-- Start of DATASET EXTRACT --
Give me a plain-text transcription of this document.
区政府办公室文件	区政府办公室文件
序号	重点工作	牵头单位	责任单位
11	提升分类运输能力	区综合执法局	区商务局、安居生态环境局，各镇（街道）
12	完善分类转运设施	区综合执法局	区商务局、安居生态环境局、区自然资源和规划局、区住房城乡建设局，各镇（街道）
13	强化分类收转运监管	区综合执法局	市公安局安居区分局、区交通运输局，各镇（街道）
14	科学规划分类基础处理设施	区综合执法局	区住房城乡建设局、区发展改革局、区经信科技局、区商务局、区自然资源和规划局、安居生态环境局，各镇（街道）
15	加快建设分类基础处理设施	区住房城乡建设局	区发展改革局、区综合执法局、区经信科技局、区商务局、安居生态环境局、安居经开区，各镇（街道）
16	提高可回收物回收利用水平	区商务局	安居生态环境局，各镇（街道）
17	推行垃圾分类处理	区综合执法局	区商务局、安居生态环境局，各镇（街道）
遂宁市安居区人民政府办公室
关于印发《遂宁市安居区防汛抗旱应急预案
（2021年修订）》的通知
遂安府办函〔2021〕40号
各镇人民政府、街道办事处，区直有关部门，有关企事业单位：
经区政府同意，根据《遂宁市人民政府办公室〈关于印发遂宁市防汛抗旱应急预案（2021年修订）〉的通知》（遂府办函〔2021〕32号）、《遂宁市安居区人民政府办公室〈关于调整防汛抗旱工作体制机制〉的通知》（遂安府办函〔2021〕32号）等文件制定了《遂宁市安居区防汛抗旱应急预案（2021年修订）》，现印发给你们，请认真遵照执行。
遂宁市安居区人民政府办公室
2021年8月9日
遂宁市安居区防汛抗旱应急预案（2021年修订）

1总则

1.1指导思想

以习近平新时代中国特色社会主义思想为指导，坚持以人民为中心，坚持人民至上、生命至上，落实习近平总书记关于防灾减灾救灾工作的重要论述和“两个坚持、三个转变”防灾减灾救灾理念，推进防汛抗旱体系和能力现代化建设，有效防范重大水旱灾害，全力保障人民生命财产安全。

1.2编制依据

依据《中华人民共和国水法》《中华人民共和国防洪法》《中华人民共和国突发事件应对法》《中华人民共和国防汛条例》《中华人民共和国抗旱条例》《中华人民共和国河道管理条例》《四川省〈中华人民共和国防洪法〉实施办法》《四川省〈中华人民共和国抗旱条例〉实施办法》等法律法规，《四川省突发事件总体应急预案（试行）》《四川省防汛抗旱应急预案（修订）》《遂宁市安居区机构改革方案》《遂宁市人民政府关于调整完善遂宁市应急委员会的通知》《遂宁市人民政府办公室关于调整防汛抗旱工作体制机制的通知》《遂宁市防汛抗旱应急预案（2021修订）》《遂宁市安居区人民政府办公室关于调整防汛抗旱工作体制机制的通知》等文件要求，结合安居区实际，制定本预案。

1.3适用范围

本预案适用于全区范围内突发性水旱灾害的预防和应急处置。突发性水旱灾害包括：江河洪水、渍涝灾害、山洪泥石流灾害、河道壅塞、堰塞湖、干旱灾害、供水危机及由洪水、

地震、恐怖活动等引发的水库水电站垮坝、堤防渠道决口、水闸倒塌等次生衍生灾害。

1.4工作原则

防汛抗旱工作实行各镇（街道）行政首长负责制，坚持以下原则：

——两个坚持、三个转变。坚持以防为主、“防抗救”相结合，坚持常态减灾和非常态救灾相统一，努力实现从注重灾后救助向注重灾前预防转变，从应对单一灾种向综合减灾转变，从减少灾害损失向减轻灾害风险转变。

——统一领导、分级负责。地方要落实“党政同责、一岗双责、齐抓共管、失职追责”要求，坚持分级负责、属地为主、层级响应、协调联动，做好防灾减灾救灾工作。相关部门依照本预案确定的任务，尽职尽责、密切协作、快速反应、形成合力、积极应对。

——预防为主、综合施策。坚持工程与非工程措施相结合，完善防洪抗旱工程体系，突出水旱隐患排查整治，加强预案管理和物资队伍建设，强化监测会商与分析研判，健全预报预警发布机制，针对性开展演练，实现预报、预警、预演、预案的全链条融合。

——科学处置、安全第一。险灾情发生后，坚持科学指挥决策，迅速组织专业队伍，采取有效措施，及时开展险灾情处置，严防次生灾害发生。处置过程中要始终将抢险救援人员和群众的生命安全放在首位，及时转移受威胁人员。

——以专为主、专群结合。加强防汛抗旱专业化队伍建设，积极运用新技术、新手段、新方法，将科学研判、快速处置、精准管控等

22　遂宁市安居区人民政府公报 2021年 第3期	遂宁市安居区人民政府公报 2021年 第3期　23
-- End of DATASET EXTRACT --
**PROBLEM DESCRIPTION:** Reproduce the listing above word for word.

**RESULT:**
Give me a plain-text transcription of this document.
区政府办公室文件	区政府办公室文件
序号	重点工作	牵头单位	责任单位
11	提升分类运输能力	区综合执法局	区商务局、安居生态环境局，各镇（街道）
12	完善分类转运设施	区综合执法局	区商务局、安居生态环境局、区自然资源和规划局、区住房城乡建设局，各镇（街道）
13	强化分类收转运监管	区综合执法局	市公安局安居区分局、区交通运输局，各镇（街道）
14	科学规划分类基础处理设施	区综合执法局	区住房城乡建设局、区发展改革局、区经信科技局、区商务局、区自然资源和规划局、安居生态环境局，各镇（街道）
15	加快建设分类基础处理设施	区住房城乡建设局	区发展改革局、区综合执法局、区经信科技局、区商务局、安居生态环境局、安居经开区，各镇（街道）
16	提高可回收物回收利用水平	区商务局	安居生态环境局，各镇（街道）
17	推行垃圾分类处理	区综合执法局	区商务局、安居生态环境局，各镇（街道）
遂宁市安居区人民政府办公室
关于印发《遂宁市安居区防汛抗旱应急预案
（2021年修订）》的通知
遂安府办函〔2021〕40号
各镇人民政府、街道办事处，区直有关部门，有关企事业单位：
经区政府同意，根据《遂宁市人民政府办公室〈关于印发遂宁市防汛抗旱应急预案（2021年修订）〉的通知》（遂府办函〔2021〕32号）、《遂宁市安居区人民政府办公室〈关于调整防汛抗旱工作体制机制〉的通知》（遂安府办函〔2021〕32号）等文件制定了《遂宁市安居区防汛抗旱应急预案（2021年修订）》，现印发给你们，请认真遵照执行。
遂宁市安居区人民政府办公室
2021年8月9日
遂宁市安居区防汛抗旱应急预案（2021年修订）

1总则

1.1指导思想

以习近平新时代中国特色社会主义思想为指导，坚持以人民为中心，坚持人民至上、生命至上，落实习近平总书记关于防灾减灾救灾工作的重要论述和“两个坚持、三个转变”防灾减灾救灾理念，推进防汛抗旱体系和能力现代化建设，有效防范重大水旱灾害，全力保障人民生命财产安全。

1.2编制依据

依据《中华人民共和国水法》《中华人民共和国防洪法》《中华人民共和国突发事件应对法》《中华人民共和国防汛条例》《中华人民共和国抗旱条例》《中华人民共和国河道管理条例》《四川省〈中华人民共和国防洪法〉实施办法》《四川省〈中华人民共和国抗旱条例〉实施办法》等法律法规，《四川省突发事件总体应急预案（试行）》《四川省防汛抗旱应急预案（修订）》《遂宁市安居区机构改革方案》《遂宁市人民政府关于调整完善遂宁市应急委员会的通知》《遂宁市人民政府办公室关于调整防汛抗旱工作体制机制的通知》《遂宁市防汛抗旱应急预案（2021修订）》《遂宁市安居区人民政府办公室关于调整防汛抗旱工作体制机制的通知》等文件要求，结合安居区实际，制定本预案。

1.3适用范围

本预案适用于全区范围内突发性水旱灾害的预防和应急处置。突发性水旱灾害包括：江河洪水、渍涝灾害、山洪泥石流灾害、河道壅塞、堰塞湖、干旱灾害、供水危机及由洪水、

地震、恐怖活动等引发的水库水电站垮坝、堤防渠道决口、水闸倒塌等次生衍生灾害。

1.4工作原则

防汛抗旱工作实行各镇（街道）行政首长负责制，坚持以下原则：

——两个坚持、三个转变。坚持以防为主、“防抗救”相结合，坚持常态减灾和非常态救灾相统一，努力实现从注重灾后救助向注重灾前预防转变，从应对单一灾种向综合减灾转变，从减少灾害损失向减轻灾害风险转变。

——统一领导、分级负责。地方要落实“党政同责、一岗双责、齐抓共管、失职追责”要求，坚持分级负责、属地为主、层级响应、协调联动，做好防灾减灾救灾工作。相关部门依照本预案确定的任务，尽职尽责、密切协作、快速反应、形成合力、积极应对。

——预防为主、综合施策。坚持工程与非工程措施相结合，完善防洪抗旱工程体系，突出水旱隐患排查整治，加强预案管理和物资队伍建设，强化监测会商与分析研判，健全预报预警发布机制，针对性开展演练，实现预报、预警、预演、预案的全链条融合。

——科学处置、安全第一。险灾情发生后，坚持科学指挥决策，迅速组织专业队伍，采取有效措施，及时开展险灾情处置，严防次生灾害发生。处置过程中要始终将抢险救援人员和群众的生命安全放在首位，及时转移受威胁人员。

——以专为主、专群结合。加强防汛抗旱专业化队伍建设，积极运用新技术、新手段、新方法，将科学研判、快速处置、精准管控等

22　遂宁市安居区人民政府公报 2021年 第3期	遂宁市安居区人民政府公报 2021年 第3期　23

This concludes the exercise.